**Exercise task:** Return the listing below verbatim. Pictures do not belong in the copy.

**Records supplied:**
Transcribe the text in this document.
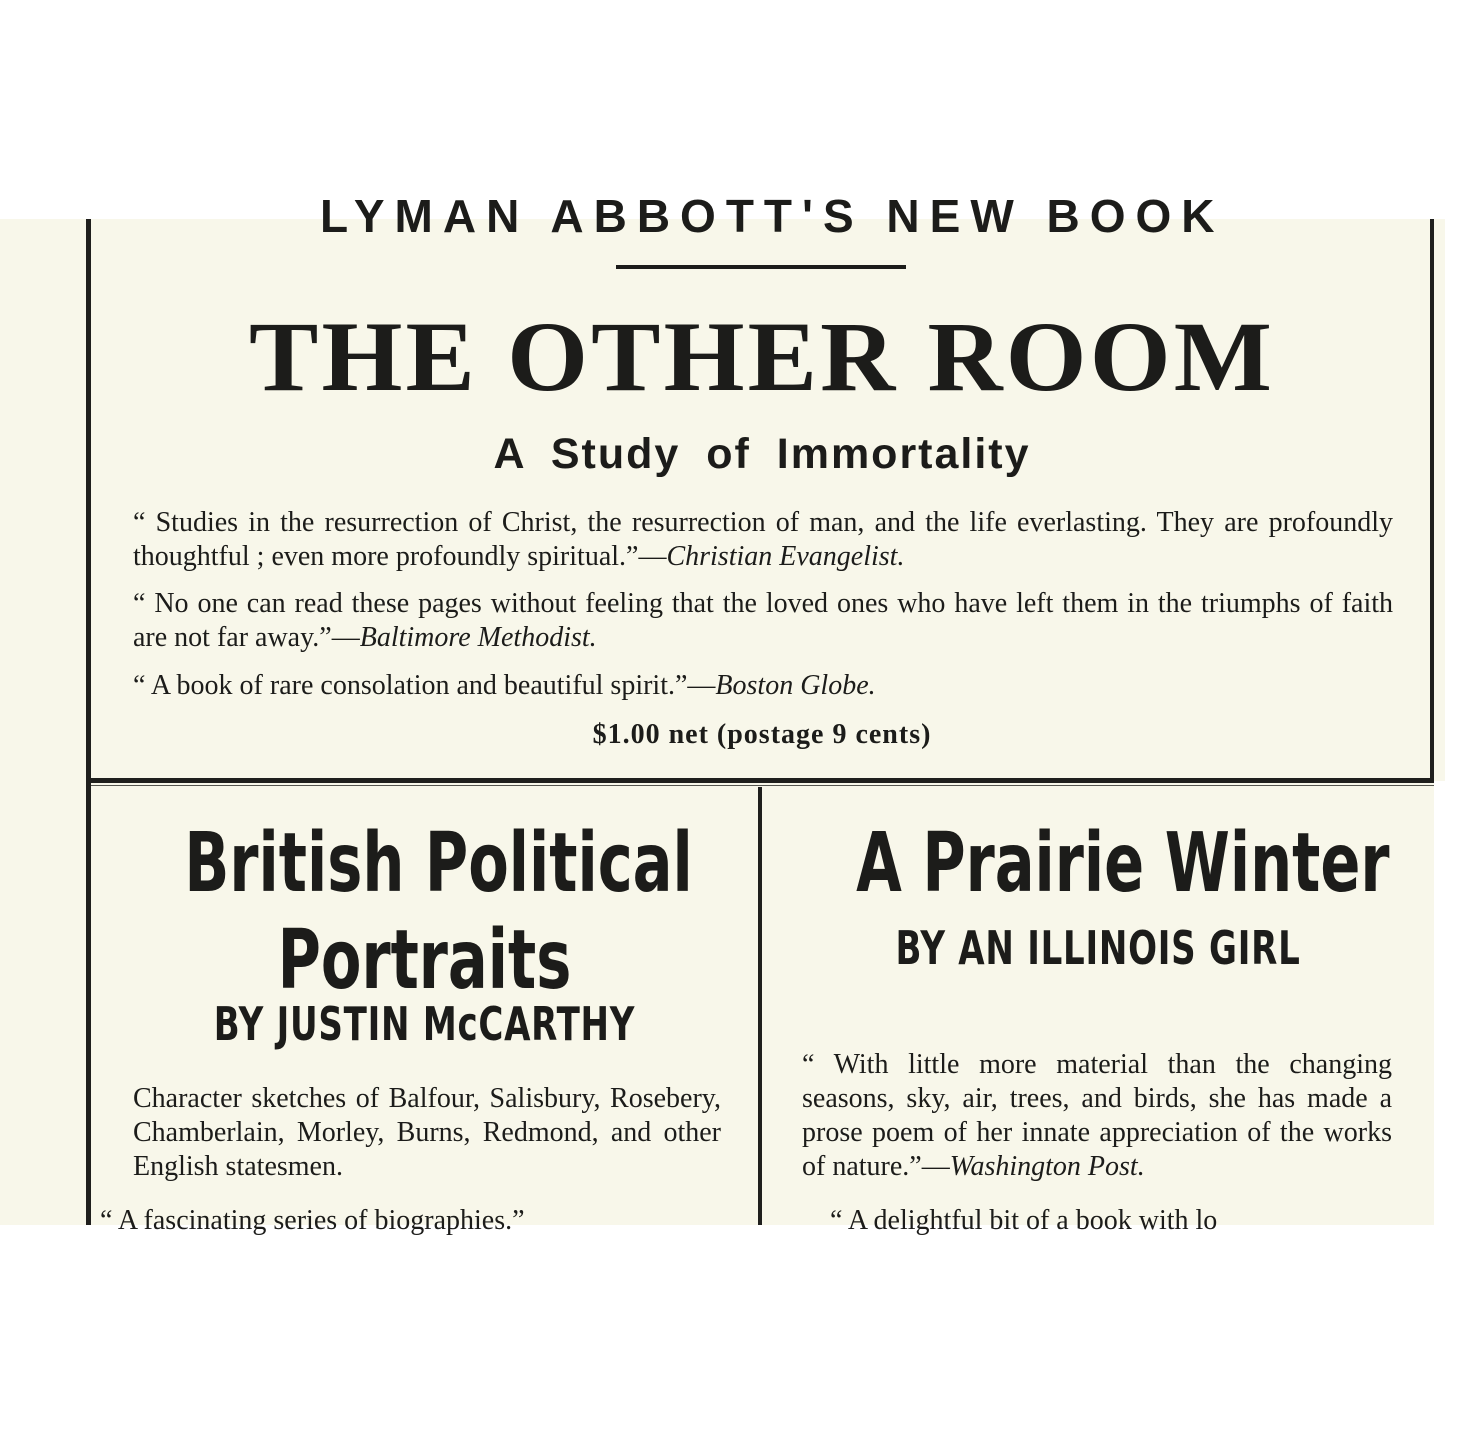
LYMAN ABBOTT'S NEW BOOK
THE OTHER ROOM
A Study of Immortality
“ Studies in the resurrection of Christ, the resurrection of man, and the life everlasting. They are profoundly thoughtful ; even more profoundly spiritual.”—Christian Evangelist.
“ No one can read these pages without feeling that the loved ones who have left them in the triumphs of faith are not far away.”—Baltimore Methodist.
“ A book of rare consolation and beautiful spirit.”—Boston Globe.
$1.00 net (postage 9 cents)
British Political
Portraits
BY JUSTIN McCARTHY
Character sketches of Balfour, Salisbury, Rosebery, Chamberlain, Morley, Burns, Redmond, and other English statesmen.
A Prairie Winter
BY AN ILLINOIS GIRL
“ With little more material than the changing seasons, sky, air, trees, and birds, she has made a prose poem of her innate appreciation of the works of nature.”—Washington Post.
“ A fascinating series of biographies.”	“ A delightful bit of a book with lo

**Task result:**
Transcribe the text in this document.
LYMAN ABBOTT'S NEW BOOK
THE OTHER ROOM
A Study of Immortality
“ Studies in the resurrection of Christ, the resurrection of man, and the life everlasting. They are profoundly thoughtful ; even more profoundly spiritual.”—Christian Evangelist.
“ No one can read these pages without feeling that the loved ones who have left them in the triumphs of faith are not far away.”—Baltimore Methodist.
“ A book of rare consolation and beautiful spirit.”—Boston Globe.
$1.00 net (postage 9 cents)
British Political
Portraits
BY JUSTIN McCARTHY
Character sketches of Balfour, Salisbury, Rosebery, Chamberlain, Morley, Burns, Redmond, and other English statesmen.
A Prairie Winter
BY AN ILLINOIS GIRL
“ With little more material than the changing seasons, sky, air, trees, and birds, she has made a prose poem of her innate appreciation of the works of nature.”—Washington Post.
“ A fascinating series of biographies.”	“ A delightful bit of a book with lo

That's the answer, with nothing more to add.